Saved entries
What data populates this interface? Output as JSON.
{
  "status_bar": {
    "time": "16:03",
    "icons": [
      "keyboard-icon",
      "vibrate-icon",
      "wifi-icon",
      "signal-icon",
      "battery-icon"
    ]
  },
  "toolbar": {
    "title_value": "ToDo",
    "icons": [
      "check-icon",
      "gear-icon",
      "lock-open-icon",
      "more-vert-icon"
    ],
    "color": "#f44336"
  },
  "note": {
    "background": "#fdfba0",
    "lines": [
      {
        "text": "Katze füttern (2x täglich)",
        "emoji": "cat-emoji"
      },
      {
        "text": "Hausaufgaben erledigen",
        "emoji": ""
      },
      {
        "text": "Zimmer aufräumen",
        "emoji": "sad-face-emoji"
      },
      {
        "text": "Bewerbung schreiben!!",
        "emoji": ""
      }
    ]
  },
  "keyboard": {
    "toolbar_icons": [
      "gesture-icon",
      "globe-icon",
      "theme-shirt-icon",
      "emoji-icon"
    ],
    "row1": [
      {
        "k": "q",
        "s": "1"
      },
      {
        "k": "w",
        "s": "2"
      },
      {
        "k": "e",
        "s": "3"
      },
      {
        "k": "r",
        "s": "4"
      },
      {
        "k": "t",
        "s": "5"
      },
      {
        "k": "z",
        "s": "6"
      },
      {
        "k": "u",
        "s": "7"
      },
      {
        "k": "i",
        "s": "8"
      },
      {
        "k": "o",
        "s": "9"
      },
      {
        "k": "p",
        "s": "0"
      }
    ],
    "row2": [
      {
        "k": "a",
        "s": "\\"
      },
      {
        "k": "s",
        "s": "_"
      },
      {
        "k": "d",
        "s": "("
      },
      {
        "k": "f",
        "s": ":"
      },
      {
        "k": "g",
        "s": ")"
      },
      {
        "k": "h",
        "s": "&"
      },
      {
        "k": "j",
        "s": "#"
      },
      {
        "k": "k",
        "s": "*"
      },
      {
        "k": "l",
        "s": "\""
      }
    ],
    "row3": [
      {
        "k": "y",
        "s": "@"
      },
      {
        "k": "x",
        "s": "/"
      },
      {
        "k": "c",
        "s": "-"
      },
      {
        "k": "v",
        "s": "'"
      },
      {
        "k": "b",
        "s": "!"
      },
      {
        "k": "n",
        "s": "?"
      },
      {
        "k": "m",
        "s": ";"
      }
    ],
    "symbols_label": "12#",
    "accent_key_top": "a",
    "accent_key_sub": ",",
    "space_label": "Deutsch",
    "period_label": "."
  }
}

▸ **Objective**
Transcribe each entry exactly.

▸ **Final result**
What data populates this interface? Output as JSON.
{
  "status_bar": {
    "time": "16:03",
    "icons": [
      "keyboard-icon",
      "vibrate-icon",
      "wifi-icon",
      "signal-icon",
      "battery-icon"
    ]
  },
  "toolbar": {
    "title_value": "ToDo",
    "icons": [
      "check-icon",
      "gear-icon",
      "lock-open-icon",
      "more-vert-icon"
    ],
    "color": "#f44336"
  },
  "note": {
    "background": "#fdfba0",
    "lines": [
      {
        "text": "Katze füttern (2x täglich)",
        "emoji": "cat-emoji"
      },
      {
        "text": "Hausaufgaben erledigen",
        "emoji": ""
      },
      {
        "text": "Zimmer aufräumen",
        "emoji": "sad-face-emoji"
      },
      {
        "text": "Bewerbung schreiben!!",
        "emoji": ""
      }
    ]
  },
  "keyboard": {
    "toolbar_icons": [
      "gesture-icon",
      "globe-icon",
      "theme-shirt-icon",
      "emoji-icon"
    ],
    "row1": [
      {
        "k": "q",
        "s": "1"
      },
      {
        "k": "w",
        "s": "2"
      },
      {
        "k": "e",
        "s": "3"
      },
      {
        "k": "r",
        "s": "4"
      },
      {
        "k": "t",
        "s": "5"
      },
      {
        "k": "z",
        "s": "6"
      },
      {
        "k": "u",
        "s": "7"
      },
      {
        "k": "i",
        "s": "8"
      },
      {
        "k": "o",
        "s": "9"
      },
      {
        "k": "p",
        "s": "0"
      }
    ],
    "row2": [
      {
        "k": "a",
        "s": "\\"
      },
      {
        "k": "s",
        "s": "_"
      },
      {
        "k": "d",
        "s": "("
      },
      {
        "k": "f",
        "s": ":"
      },
      {
        "k": "g",
        "s": ")"
      },
      {
        "k": "h",
        "s": "&"
      },
      {
        "k": "j",
        "s": "#"
      },
      {
        "k": "k",
        "s": "*"
      },
      {
        "k": "l",
        "s": "\""
      }
    ],
    "row3": [
      {
        "k": "y",
        "s": "@"
      },
      {
        "k": "x",
        "s": "/"
      },
      {
        "k": "c",
        "s": "-"
      },
      {
        "k": "v",
        "s": "'"
      },
      {
        "k": "b",
        "s": "!"
      },
      {
        "k": "n",
        "s": "?"
      },
      {
        "k": "m",
        "s": ";"
      }
    ],
    "symbols_label": "12#",
    "accent_key_top": "a",
    "accent_key_sub": ",",
    "space_label": "Deutsch",
    "period_label": "."
  }
}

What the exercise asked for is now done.